▶ [Requirement 1]:
In the forum post about the VAES backend, rewrite the paragraph beginning "Both are problematic." more briefly, keeping its main facts.
▶ [Requirement 2]:
Copy the rows below the text verbatim, from the first row through the row containing "downdraft-0-level-1 — [222, 412, 241, 462]", with both of those rows included.

Not seeing much discussion here either: https://github.com/rust-lang/rust/issues/44839

silvanshade commented 9 months ago

@tarcieri @newpavlov I’ve updated the PR and tried to address prior feedback.

There’s also a companion PR for an action here

This version uses separate backend definitions in order to avoid rebroadcasting the key from 128b -> 512b for each call to encrypt/decrypt. We still have to do the broadcasting at least once, but now we can limit that to just the key schedule functions and avoid the additional overhead for parallel encrypt/decrypt.

One thing I did not address is trying to merge the VAES backend into the autodetect framework.

The reason for this basically is that: although we can dynamically select the algorithm at runtime using cpu features, we are still (with the current type structure) limited by the types we can use, fixed at compile time.

This is a problem specifically having to do with the key size. For instance, if we wanted to have a backend which dynamically selected between AESNI or VAES, we have to compromise on either using __m128i for the round keys (and broadcasting to __m512i frequently), or using __m512i for the round keys (and casting to __m128i).

Both are problematic. Going from __m128i to __m512i is inefficient. Going the other way from __m512i to __m128i could actually potentially be viable, except for the fact that __m512i isn’t available for use in stable Rust currently. So going that route would force even the AESNI backend to require nightly.

Given that, I thought it would be best to just keep the backends separate for the time being.

In order to use the VAES backend, the target_feature=+vaes must be specified, and a nightly toolchain must be used. There are more details in the comments I added.

Also, I increased the block size for VAES to 64. Going from 32 to 64 doesn’t seem to make any difference on my system, but then neither did going from 8 to 32. But potentially it could make a difference somewhere. I suspect the reason a difference isn’t noticeable though is because the compiler is probably doing a decent job of unrolling the loops already, at least for these tests.

▶ [Provided material]:

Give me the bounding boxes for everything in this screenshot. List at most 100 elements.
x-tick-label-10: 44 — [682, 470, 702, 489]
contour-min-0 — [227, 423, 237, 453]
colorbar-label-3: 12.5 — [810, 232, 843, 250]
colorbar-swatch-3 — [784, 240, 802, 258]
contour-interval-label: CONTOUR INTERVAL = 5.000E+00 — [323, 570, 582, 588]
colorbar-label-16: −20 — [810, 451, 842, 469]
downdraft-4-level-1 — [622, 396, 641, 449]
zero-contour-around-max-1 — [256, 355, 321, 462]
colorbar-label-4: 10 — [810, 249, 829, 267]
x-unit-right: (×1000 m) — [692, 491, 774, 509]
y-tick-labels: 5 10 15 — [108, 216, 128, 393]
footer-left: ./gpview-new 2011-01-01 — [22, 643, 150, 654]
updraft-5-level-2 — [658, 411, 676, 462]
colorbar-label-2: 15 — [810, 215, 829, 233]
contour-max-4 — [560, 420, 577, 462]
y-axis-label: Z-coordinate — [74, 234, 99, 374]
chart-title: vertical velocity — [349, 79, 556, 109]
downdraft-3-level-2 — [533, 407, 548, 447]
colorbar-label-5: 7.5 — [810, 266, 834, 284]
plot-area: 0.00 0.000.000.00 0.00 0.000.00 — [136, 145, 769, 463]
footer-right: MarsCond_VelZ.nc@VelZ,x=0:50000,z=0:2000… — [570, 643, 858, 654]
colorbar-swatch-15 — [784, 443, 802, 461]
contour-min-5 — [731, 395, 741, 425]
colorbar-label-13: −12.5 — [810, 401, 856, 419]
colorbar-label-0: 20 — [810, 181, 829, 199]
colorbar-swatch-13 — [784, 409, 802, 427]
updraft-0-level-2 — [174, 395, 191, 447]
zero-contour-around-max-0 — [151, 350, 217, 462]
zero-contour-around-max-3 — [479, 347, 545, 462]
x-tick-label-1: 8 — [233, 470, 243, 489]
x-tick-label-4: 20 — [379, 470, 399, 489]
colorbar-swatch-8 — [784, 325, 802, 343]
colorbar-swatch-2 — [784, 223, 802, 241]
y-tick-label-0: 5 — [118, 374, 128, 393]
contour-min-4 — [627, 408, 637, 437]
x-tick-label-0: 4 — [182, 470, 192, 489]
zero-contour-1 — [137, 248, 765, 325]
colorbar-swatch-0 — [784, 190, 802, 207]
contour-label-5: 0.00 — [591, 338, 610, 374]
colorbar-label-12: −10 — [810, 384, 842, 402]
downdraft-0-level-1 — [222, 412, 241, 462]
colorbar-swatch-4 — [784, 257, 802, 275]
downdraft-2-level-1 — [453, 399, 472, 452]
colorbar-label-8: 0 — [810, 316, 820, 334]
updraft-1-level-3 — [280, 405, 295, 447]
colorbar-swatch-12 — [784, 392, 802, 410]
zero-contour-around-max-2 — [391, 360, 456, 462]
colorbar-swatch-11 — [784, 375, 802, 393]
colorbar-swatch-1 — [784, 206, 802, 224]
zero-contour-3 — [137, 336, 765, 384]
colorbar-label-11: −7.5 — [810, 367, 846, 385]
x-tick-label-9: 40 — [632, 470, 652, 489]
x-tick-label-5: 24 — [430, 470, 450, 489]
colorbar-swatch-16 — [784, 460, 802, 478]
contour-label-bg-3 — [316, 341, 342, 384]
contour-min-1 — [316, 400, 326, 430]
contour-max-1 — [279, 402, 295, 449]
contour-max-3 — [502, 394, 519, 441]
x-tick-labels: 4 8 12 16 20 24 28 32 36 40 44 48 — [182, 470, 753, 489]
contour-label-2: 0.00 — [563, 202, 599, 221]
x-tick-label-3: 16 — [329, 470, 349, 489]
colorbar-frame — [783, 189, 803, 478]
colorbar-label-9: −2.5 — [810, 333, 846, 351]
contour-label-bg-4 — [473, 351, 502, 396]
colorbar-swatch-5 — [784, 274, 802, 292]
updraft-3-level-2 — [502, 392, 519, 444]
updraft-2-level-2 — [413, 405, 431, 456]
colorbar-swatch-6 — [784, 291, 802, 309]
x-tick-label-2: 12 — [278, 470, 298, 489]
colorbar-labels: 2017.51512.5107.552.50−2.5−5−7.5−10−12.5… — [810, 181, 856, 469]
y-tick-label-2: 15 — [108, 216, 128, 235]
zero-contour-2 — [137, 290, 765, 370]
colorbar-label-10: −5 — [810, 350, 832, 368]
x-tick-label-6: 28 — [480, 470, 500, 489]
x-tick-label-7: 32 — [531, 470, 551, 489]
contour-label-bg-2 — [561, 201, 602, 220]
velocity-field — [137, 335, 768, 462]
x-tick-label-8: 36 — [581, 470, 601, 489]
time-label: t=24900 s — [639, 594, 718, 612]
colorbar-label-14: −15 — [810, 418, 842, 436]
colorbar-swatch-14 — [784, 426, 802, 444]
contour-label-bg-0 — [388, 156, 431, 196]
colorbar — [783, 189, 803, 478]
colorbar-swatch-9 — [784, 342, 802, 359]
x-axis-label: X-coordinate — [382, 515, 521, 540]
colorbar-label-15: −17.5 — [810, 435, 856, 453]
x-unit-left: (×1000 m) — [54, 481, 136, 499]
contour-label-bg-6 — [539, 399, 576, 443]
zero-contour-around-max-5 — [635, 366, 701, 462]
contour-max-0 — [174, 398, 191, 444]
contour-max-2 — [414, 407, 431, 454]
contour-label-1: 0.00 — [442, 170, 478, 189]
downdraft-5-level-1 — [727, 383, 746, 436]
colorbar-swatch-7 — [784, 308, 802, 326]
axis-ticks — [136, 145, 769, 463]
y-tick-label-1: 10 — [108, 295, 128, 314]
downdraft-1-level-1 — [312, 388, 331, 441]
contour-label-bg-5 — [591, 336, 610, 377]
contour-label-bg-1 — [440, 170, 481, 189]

▶ [Exercise solution 1]:
Both options have drawbacks. Converting __m128i to __m512i is inefficient. Converting __m512i to __m128i might be viable, but __m512i isn't currently usable in stable Rust, so that route would force even the AESNI backend to require nightly.

▶ [Exercise solution 2]:
Give me the bounding boxes for everything in this screenshot. List at most 100 elements.
x-tick-label-10: 44 — [682, 470, 702, 489]
contour-min-0 — [227, 423, 237, 453]
colorbar-label-3: 12.5 — [810, 232, 843, 250]
colorbar-swatch-3 — [784, 240, 802, 258]
contour-interval-label: CONTOUR INTERVAL = 5.000E+00 — [323, 570, 582, 588]
colorbar-label-16: −20 — [810, 451, 842, 469]
downdraft-4-level-1 — [622, 396, 641, 449]
zero-contour-around-max-1 — [256, 355, 321, 462]
colorbar-label-4: 10 — [810, 249, 829, 267]
x-unit-right: (×1000 m) — [692, 491, 774, 509]
y-tick-labels: 5 10 15 — [108, 216, 128, 393]
footer-left: ./gpview-new 2011-01-01 — [22, 643, 150, 654]
updraft-5-level-2 — [658, 411, 676, 462]
colorbar-label-2: 15 — [810, 215, 829, 233]
contour-max-4 — [560, 420, 577, 462]
y-axis-label: Z-coordinate — [74, 234, 99, 374]
chart-title: vertical velocity — [349, 79, 556, 109]
downdraft-3-level-2 — [533, 407, 548, 447]
colorbar-label-5: 7.5 — [810, 266, 834, 284]
plot-area: 0.00 0.000.000.00 0.00 0.000.00 — [136, 145, 769, 463]
footer-right: MarsCond_VelZ.nc@VelZ,x=0:50000,z=0:2000… — [570, 643, 858, 654]
colorbar-swatch-15 — [784, 443, 802, 461]
contour-min-5 — [731, 395, 741, 425]
colorbar-label-13: −12.5 — [810, 401, 856, 419]
colorbar-label-0: 20 — [810, 181, 829, 199]
colorbar-swatch-13 — [784, 409, 802, 427]
updraft-0-level-2 — [174, 395, 191, 447]
zero-contour-around-max-0 — [151, 350, 217, 462]
zero-contour-around-max-3 — [479, 347, 545, 462]
x-tick-label-1: 8 — [233, 470, 243, 489]
x-tick-label-4: 20 — [379, 470, 399, 489]
colorbar-swatch-8 — [784, 325, 802, 343]
colorbar-swatch-2 — [784, 223, 802, 241]
y-tick-label-0: 5 — [118, 374, 128, 393]
contour-min-4 — [627, 408, 637, 437]
x-tick-label-0: 4 — [182, 470, 192, 489]
zero-contour-1 — [137, 248, 765, 325]
colorbar-swatch-0 — [784, 190, 802, 207]
contour-label-5: 0.00 — [591, 338, 610, 374]
colorbar-label-12: −10 — [810, 384, 842, 402]
downdraft-0-level-1 — [222, 412, 241, 462]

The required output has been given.